Among the entries, which lines carry the string "name"? Copy each of them.

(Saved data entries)
>> begin
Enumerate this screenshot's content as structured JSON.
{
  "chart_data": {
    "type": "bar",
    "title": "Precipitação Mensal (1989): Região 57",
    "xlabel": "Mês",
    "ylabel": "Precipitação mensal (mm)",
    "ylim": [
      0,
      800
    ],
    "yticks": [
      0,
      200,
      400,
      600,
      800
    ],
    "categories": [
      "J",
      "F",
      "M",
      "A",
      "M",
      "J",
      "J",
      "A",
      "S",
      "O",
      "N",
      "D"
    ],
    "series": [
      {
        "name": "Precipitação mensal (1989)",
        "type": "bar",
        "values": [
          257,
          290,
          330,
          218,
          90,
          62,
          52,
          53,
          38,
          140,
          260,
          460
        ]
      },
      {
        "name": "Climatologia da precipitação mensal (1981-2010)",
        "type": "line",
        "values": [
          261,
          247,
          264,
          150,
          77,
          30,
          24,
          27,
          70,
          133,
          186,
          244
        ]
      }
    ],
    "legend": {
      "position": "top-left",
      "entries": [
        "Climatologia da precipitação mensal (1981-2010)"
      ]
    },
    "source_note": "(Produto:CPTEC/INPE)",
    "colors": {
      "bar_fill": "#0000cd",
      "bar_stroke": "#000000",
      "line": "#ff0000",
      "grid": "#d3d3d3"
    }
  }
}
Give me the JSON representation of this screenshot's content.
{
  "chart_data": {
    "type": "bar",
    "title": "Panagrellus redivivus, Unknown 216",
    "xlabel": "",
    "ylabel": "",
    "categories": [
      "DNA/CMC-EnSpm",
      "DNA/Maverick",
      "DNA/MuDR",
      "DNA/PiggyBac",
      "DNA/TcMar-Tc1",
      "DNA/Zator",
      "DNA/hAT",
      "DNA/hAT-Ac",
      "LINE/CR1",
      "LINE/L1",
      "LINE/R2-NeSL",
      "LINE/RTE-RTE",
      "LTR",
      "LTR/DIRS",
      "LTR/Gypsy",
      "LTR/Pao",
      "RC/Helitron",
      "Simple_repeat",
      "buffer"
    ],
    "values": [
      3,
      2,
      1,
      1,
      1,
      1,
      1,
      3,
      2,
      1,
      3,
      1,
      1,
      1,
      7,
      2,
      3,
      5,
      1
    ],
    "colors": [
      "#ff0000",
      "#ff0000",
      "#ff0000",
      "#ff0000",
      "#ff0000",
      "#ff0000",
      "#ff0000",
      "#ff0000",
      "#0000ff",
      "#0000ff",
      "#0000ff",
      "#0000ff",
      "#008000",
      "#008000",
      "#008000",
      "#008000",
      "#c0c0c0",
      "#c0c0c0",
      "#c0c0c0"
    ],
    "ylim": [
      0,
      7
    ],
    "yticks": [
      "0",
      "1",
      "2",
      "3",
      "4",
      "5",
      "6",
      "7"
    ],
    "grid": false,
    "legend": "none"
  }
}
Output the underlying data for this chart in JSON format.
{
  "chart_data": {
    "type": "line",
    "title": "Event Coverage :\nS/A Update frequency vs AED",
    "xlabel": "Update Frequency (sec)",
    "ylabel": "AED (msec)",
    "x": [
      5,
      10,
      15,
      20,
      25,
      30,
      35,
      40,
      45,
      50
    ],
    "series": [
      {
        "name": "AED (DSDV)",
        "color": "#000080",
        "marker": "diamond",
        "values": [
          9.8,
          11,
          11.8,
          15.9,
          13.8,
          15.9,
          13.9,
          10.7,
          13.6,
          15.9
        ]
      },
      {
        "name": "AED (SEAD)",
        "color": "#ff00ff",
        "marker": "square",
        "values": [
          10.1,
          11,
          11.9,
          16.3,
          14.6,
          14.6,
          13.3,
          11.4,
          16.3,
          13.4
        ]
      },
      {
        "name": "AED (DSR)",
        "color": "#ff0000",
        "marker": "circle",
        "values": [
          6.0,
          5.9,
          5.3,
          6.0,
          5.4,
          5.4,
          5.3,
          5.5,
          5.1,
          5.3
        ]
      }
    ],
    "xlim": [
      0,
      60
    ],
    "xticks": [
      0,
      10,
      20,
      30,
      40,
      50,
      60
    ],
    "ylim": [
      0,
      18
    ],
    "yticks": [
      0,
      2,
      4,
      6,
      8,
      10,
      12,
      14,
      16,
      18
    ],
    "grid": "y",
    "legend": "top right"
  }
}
>> end
• Exercise result
        "name": "Precipitação mensal (1989)",
        "name": "Climatologia da precipitação mensal (1981-2010)",
        "name": "AED (DSDV)",
        "name": "AED (SEAD)",
        "name": "AED (DSR)",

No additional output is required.